▶ Task:
Without the images, write out the whole listing exactly.

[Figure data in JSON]
::::::

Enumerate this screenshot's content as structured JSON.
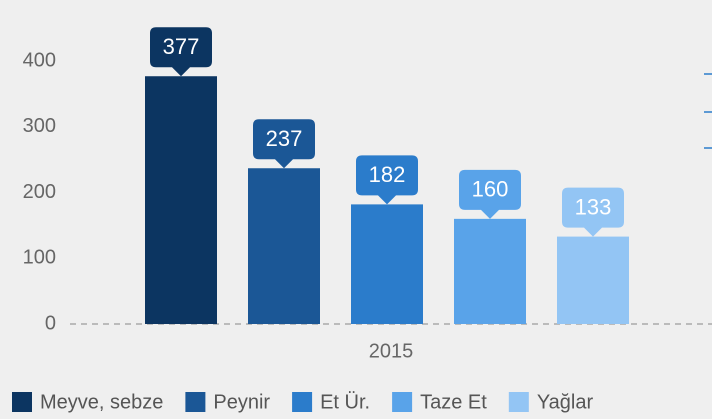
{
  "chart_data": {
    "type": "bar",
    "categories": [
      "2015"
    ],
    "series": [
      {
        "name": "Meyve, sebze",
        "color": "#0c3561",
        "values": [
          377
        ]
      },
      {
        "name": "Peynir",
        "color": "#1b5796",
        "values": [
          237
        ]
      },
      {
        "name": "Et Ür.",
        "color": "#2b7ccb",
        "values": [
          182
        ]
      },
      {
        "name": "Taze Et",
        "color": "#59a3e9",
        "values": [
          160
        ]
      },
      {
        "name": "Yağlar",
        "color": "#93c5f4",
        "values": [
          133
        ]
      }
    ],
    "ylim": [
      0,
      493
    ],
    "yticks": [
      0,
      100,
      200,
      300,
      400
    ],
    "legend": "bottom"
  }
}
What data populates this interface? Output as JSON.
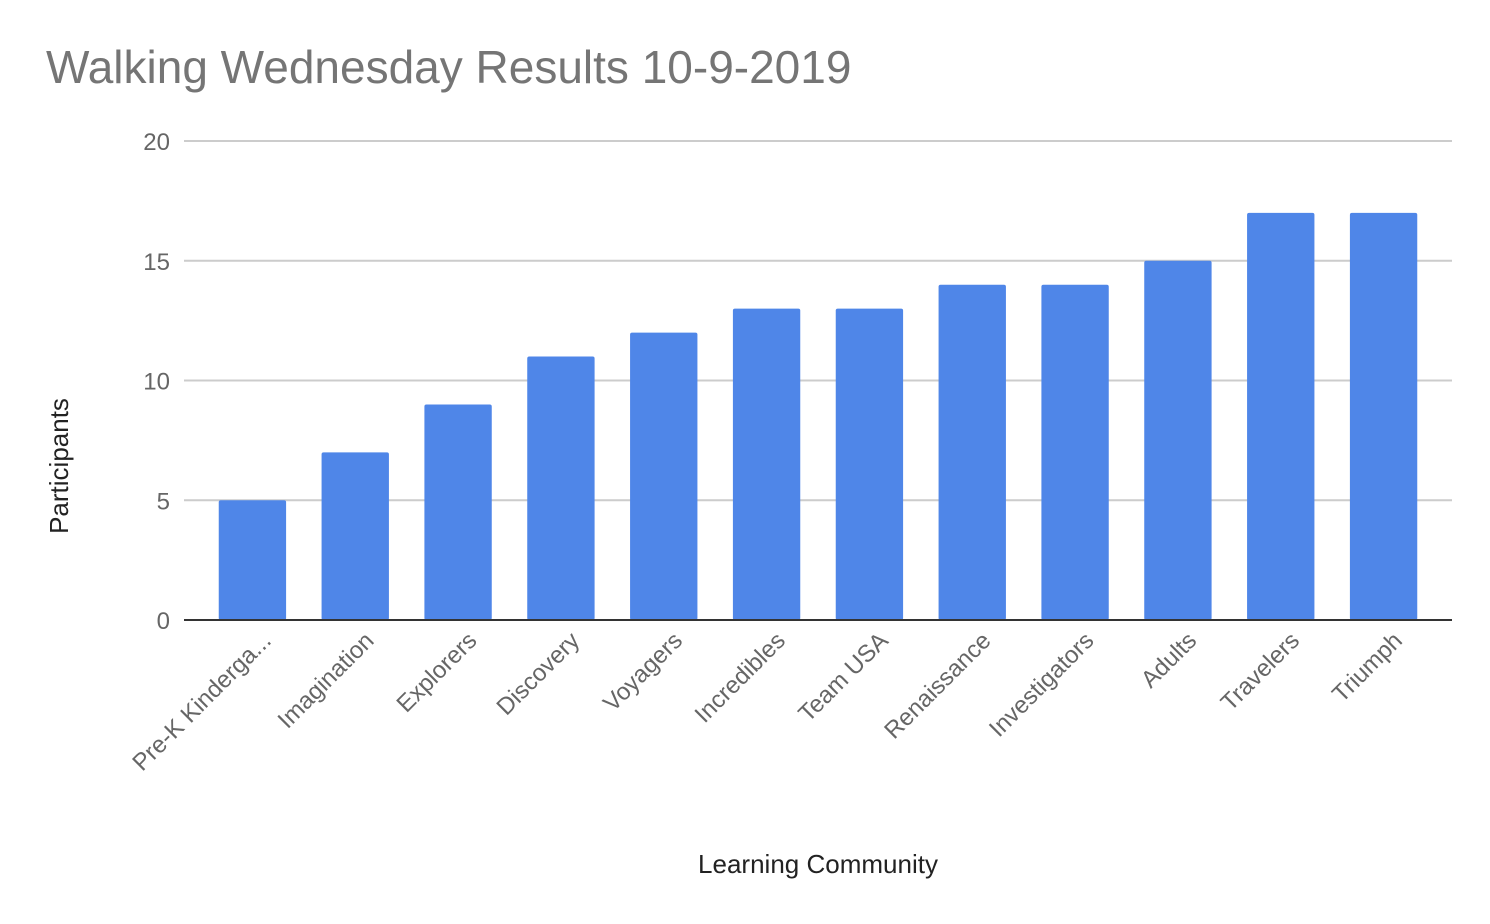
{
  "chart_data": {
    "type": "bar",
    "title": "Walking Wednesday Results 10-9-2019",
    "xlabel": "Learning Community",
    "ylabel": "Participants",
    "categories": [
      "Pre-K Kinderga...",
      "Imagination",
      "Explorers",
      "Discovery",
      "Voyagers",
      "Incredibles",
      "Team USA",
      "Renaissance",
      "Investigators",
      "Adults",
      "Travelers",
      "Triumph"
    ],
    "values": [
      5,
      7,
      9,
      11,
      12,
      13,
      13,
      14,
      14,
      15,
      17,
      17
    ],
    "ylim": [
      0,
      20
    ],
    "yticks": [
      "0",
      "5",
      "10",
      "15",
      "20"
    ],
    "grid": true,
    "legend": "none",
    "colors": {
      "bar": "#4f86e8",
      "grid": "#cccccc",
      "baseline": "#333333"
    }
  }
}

::::::

▶ Result for this exercise:
Enumerate this screenshot's content as structured JSON.
{
  "chart_data": {
    "type": "bar",
    "categories": [
      "2015"
    ],
    "series": [
      {
        "name": "Meyve, sebze",
        "color": "#0c3561",
        "values": [
          377
        ]
      },
      {
        "name": "Peynir",
        "color": "#1b5796",
        "values": [
          237
        ]
      },
      {
        "name": "Et Ür.",
        "color": "#2b7ccb",
        "values": [
          182
        ]
      },
      {
        "name": "Taze Et",
        "color": "#59a3e9",
        "values": [
          160
        ]
      },
      {
        "name": "Yağlar",
        "color": "#93c5f4",
        "values": [
          133
        ]
      }
    ],
    "ylim": [
      0,
      493
    ],
    "yticks": [
      0,
      100,
      200,
      300,
      400
    ],
    "legend": "bottom"
  }
}
What data populates this interface? Output as JSON.
{
  "chart_data": {
    "type": "bar",
    "title": "Walking Wednesday Results 10-9-2019",
    "xlabel": "Learning Community",
    "ylabel": "Participants",
    "categories": [
      "Pre-K Kinderga...",
      "Imagination",
      "Explorers",
      "Discovery",
      "Voyagers",
      "Incredibles",
      "Team USA",
      "Renaissance",
      "Investigators",
      "Adults",
      "Travelers",
      "Triumph"
    ],
    "values": [
      5,
      7,
      9,
      11,
      12,
      13,
      13,
      14,
      14,
      15,
      17,
      17
    ],
    "ylim": [
      0,
      20
    ],
    "yticks": [
      "0",
      "5",
      "10",
      "15",
      "20"
    ],
    "grid": true,
    "legend": "none",
    "colors": {
      "bar": "#4f86e8",
      "grid": "#cccccc",
      "baseline": "#333333"
    }
  }
}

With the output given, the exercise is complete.